Copy out, unchanged, the lines from the one containing "I need the location" through the one containing "header-text: 股價淨值比 [908,62,1039,93]", including both of those lines.

[DATA FOR THIS EXERCISE]:
────────

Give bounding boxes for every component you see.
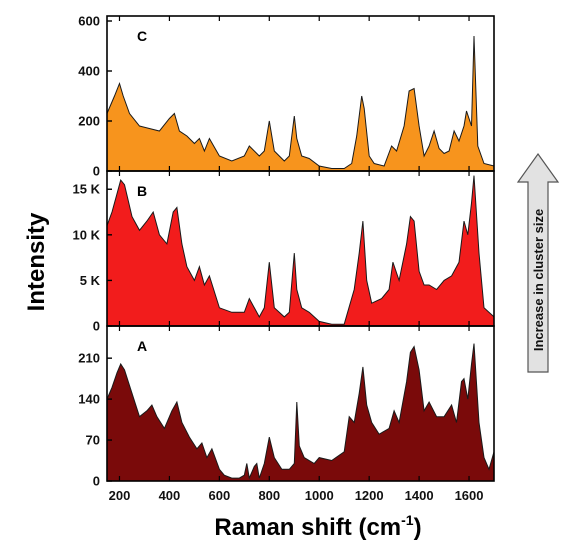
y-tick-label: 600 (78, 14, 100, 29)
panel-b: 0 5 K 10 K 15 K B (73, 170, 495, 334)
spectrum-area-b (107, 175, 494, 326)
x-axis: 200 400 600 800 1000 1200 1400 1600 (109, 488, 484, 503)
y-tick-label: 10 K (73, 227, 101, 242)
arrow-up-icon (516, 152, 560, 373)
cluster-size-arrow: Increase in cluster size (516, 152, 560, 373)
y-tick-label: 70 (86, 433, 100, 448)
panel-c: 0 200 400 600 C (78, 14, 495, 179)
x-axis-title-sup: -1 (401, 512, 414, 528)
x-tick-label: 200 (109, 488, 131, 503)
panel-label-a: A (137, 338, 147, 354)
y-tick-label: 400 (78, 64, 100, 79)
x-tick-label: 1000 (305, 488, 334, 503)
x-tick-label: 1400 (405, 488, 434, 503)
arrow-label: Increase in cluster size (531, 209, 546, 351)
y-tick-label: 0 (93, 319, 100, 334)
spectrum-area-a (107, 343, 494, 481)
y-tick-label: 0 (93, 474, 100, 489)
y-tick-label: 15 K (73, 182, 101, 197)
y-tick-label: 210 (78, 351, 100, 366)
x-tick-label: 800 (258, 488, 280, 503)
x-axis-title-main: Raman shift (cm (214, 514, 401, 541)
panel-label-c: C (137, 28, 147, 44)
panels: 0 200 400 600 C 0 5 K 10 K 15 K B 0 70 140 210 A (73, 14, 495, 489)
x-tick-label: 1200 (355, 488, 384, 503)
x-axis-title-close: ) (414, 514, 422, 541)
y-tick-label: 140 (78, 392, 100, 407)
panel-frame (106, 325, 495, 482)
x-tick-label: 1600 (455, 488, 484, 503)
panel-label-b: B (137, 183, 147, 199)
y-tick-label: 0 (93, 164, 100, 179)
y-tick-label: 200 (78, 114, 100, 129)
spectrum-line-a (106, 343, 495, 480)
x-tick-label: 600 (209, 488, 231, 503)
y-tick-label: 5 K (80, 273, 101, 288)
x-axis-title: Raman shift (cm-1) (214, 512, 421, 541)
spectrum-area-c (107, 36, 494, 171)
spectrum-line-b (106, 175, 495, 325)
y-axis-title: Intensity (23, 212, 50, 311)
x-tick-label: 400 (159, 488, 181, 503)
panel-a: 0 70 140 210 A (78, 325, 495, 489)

────────

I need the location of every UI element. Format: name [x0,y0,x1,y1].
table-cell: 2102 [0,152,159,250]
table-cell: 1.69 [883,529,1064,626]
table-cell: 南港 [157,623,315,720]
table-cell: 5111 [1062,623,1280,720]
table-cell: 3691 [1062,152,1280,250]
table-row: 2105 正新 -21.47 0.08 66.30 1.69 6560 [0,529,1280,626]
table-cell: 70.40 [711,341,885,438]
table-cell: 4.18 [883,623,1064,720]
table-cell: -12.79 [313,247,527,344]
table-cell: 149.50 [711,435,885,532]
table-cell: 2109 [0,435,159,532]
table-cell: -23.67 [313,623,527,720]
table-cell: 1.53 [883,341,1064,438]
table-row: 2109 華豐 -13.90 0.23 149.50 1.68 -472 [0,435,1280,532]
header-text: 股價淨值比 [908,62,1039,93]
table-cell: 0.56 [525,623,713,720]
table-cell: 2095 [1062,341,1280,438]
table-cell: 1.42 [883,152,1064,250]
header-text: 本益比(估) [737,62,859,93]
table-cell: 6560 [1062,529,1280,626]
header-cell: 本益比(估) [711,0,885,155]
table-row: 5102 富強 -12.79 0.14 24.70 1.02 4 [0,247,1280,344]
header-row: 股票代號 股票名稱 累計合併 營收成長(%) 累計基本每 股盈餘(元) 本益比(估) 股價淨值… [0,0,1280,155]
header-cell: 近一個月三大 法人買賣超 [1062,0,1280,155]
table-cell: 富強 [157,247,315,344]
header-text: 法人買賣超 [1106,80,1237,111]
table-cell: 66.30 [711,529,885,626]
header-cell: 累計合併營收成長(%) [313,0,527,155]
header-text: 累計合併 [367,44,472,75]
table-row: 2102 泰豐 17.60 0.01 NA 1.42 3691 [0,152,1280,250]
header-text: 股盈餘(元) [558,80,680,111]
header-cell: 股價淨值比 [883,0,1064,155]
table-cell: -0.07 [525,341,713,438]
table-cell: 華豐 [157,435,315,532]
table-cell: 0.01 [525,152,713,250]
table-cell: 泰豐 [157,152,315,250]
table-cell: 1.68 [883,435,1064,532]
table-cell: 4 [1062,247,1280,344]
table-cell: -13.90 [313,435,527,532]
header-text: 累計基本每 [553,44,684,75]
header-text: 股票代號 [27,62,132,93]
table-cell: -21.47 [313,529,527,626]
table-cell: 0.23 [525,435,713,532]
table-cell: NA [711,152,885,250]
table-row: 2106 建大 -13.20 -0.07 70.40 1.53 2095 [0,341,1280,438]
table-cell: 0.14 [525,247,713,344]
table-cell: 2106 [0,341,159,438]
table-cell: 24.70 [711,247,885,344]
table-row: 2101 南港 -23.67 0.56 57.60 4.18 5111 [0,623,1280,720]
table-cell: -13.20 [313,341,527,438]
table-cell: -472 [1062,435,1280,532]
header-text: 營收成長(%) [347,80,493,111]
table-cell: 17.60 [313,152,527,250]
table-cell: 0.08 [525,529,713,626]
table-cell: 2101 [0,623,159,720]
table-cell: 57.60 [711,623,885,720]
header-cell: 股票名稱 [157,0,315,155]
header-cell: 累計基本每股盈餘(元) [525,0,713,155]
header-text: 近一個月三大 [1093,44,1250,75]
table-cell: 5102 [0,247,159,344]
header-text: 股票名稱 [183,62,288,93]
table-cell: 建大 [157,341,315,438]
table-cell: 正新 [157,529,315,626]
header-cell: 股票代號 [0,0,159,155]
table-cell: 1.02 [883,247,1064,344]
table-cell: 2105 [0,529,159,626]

────────

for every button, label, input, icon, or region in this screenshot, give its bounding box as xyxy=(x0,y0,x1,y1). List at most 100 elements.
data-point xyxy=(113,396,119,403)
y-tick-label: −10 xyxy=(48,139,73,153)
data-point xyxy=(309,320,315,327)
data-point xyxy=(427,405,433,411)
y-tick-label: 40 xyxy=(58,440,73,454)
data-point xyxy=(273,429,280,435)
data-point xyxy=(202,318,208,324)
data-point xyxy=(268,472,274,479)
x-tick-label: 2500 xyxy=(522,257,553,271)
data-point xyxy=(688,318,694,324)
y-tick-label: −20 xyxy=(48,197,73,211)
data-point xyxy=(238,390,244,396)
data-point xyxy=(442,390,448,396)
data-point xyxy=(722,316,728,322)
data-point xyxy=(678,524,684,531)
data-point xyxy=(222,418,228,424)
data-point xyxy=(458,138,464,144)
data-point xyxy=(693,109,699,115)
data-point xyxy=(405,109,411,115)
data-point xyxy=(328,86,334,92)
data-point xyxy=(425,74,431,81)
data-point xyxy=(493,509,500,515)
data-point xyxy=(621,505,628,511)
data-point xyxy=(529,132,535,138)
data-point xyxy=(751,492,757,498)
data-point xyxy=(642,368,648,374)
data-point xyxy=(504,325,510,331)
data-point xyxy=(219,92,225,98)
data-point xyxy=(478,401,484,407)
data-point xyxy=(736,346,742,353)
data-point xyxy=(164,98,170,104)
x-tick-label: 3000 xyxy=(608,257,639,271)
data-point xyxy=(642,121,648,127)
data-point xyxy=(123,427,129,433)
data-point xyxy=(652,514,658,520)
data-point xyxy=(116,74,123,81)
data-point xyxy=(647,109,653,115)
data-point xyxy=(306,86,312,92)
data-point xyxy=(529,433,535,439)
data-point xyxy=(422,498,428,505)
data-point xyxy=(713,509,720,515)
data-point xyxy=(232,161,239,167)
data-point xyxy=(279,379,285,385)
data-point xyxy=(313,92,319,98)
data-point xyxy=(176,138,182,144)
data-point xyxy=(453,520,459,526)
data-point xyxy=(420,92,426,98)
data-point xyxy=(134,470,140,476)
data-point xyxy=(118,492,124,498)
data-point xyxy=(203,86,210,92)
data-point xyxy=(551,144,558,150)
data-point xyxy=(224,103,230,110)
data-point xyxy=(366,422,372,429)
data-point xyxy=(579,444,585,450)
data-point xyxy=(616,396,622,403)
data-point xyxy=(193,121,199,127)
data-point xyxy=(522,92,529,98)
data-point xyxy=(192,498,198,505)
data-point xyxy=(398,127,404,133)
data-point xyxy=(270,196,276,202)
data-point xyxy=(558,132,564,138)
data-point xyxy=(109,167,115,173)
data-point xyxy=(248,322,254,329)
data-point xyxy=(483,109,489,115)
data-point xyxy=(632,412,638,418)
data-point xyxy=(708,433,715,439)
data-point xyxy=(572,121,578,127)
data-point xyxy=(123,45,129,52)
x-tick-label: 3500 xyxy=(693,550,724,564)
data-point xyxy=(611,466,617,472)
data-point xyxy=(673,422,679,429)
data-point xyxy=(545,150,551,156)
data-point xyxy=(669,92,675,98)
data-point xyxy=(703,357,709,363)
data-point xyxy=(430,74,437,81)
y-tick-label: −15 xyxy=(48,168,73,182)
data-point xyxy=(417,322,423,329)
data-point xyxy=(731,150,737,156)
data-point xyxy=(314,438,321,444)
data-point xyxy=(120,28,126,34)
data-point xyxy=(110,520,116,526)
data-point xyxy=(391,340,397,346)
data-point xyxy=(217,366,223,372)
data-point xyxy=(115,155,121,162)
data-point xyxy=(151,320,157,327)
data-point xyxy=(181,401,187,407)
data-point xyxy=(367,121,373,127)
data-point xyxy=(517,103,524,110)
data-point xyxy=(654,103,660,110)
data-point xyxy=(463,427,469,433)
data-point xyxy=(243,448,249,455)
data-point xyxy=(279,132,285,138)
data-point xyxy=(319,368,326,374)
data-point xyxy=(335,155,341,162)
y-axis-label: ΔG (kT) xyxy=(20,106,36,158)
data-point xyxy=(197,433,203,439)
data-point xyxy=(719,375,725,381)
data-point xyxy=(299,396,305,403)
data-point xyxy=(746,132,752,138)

────────

[TASK SOLUTION]:
I need the location of every UI element. Format: name [x0,y0,x1,y1].
table-cell: 2102 [0,152,159,250]
table-cell: 1.69 [883,529,1064,626]
table-cell: 南港 [157,623,315,720]
table-cell: 5111 [1062,623,1280,720]
table-cell: 3691 [1062,152,1280,250]
table-row: 2105 正新 -21.47 0.08 66.30 1.69 6560 [0,529,1280,626]
table-cell: 70.40 [711,341,885,438]
table-cell: 4.18 [883,623,1064,720]
table-cell: -12.79 [313,247,527,344]
table-cell: 149.50 [711,435,885,532]
table-cell: 2109 [0,435,159,532]
table-cell: -23.67 [313,623,527,720]
table-cell: 1.53 [883,341,1064,438]
table-row: 2109 華豐 -13.90 0.23 149.50 1.68 -472 [0,435,1280,532]
header-text: 股價淨值比 [908,62,1039,93]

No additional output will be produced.